─── DATA IN THIS EXERCISE

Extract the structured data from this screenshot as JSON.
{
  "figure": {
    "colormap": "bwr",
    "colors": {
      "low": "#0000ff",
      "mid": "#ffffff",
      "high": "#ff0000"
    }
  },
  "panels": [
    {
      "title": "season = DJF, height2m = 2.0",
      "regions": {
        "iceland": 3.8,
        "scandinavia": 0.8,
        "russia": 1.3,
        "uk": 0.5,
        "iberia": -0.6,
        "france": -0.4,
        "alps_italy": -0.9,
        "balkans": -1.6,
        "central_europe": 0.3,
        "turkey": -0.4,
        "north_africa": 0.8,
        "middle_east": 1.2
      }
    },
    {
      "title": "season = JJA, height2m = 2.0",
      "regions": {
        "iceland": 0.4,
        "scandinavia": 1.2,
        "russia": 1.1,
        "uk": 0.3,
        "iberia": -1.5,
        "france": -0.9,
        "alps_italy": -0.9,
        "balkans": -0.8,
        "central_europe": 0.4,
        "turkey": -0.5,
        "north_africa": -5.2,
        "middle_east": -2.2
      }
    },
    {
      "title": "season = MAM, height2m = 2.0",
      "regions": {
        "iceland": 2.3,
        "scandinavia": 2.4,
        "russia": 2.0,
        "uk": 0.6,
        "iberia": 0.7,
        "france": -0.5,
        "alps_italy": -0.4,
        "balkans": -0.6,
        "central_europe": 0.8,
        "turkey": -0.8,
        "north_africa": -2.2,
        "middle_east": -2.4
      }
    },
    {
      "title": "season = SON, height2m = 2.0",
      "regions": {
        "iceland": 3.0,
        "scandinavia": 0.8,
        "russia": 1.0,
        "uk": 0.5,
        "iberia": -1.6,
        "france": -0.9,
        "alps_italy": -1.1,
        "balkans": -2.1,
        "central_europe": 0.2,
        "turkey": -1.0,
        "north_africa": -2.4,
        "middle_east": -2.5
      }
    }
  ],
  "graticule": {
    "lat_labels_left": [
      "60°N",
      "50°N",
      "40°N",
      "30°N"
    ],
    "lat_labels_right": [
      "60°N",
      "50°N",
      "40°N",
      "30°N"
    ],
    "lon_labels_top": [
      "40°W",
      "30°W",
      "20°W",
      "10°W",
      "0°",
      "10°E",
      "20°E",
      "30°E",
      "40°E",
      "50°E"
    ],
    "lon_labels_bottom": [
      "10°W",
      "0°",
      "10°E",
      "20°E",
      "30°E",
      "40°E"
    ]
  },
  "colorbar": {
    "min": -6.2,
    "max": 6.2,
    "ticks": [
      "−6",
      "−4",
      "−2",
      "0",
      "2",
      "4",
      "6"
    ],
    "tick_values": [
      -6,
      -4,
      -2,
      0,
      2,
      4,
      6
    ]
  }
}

──────

> **REQUIRED TASK**
Copy out the material above in its entirety. Every detail must match.

> **FINAL RESULT**
Extract the structured data from this screenshot as JSON.
{
  "figure": {
    "colormap": "bwr",
    "colors": {
      "low": "#0000ff",
      "mid": "#ffffff",
      "high": "#ff0000"
    }
  },
  "panels": [
    {
      "title": "season = DJF, height2m = 2.0",
      "regions": {
        "iceland": 3.8,
        "scandinavia": 0.8,
        "russia": 1.3,
        "uk": 0.5,
        "iberia": -0.6,
        "france": -0.4,
        "alps_italy": -0.9,
        "balkans": -1.6,
        "central_europe": 0.3,
        "turkey": -0.4,
        "north_africa": 0.8,
        "middle_east": 1.2
      }
    },
    {
      "title": "season = JJA, height2m = 2.0",
      "regions": {
        "iceland": 0.4,
        "scandinavia": 1.2,
        "russia": 1.1,
        "uk": 0.3,
        "iberia": -1.5,
        "france": -0.9,
        "alps_italy": -0.9,
        "balkans": -0.8,
        "central_europe": 0.4,
        "turkey": -0.5,
        "north_africa": -5.2,
        "middle_east": -2.2
      }
    },
    {
      "title": "season = MAM, height2m = 2.0",
      "regions": {
        "iceland": 2.3,
        "scandinavia": 2.4,
        "russia": 2.0,
        "uk": 0.6,
        "iberia": 0.7,
        "france": -0.5,
        "alps_italy": -0.4,
        "balkans": -0.6,
        "central_europe": 0.8,
        "turkey": -0.8,
        "north_africa": -2.2,
        "middle_east": -2.4
      }
    },
    {
      "title": "season = SON, height2m = 2.0",
      "regions": {
        "iceland": 3.0,
        "scandinavia": 0.8,
        "russia": 1.0,
        "uk": 0.5,
        "iberia": -1.6,
        "france": -0.9,
        "alps_italy": -1.1,
        "balkans": -2.1,
        "central_europe": 0.2,
        "turkey": -1.0,
        "north_africa": -2.4,
        "middle_east": -2.5
      }
    }
  ],
  "graticule": {
    "lat_labels_left": [
      "60°N",
      "50°N",
      "40°N",
      "30°N"
    ],
    "lat_labels_right": [
      "60°N",
      "50°N",
      "40°N",
      "30°N"
    ],
    "lon_labels_top": [
      "40°W",
      "30°W",
      "20°W",
      "10°W",
      "0°",
      "10°E",
      "20°E",
      "30°E",
      "40°E",
      "50°E"
    ],
    "lon_labels_bottom": [
      "10°W",
      "0°",
      "10°E",
      "20°E",
      "30°E",
      "40°E"
    ]
  },
  "colorbar": {
    "min": -6.2,
    "max": 6.2,
    "ticks": [
      "−6",
      "−4",
      "−2",
      "0",
      "2",
      "4",
      "6"
    ],
    "tick_values": [
      -6,
      -4,
      -2,
      0,
      2,
      4,
      6
    ]
  }
}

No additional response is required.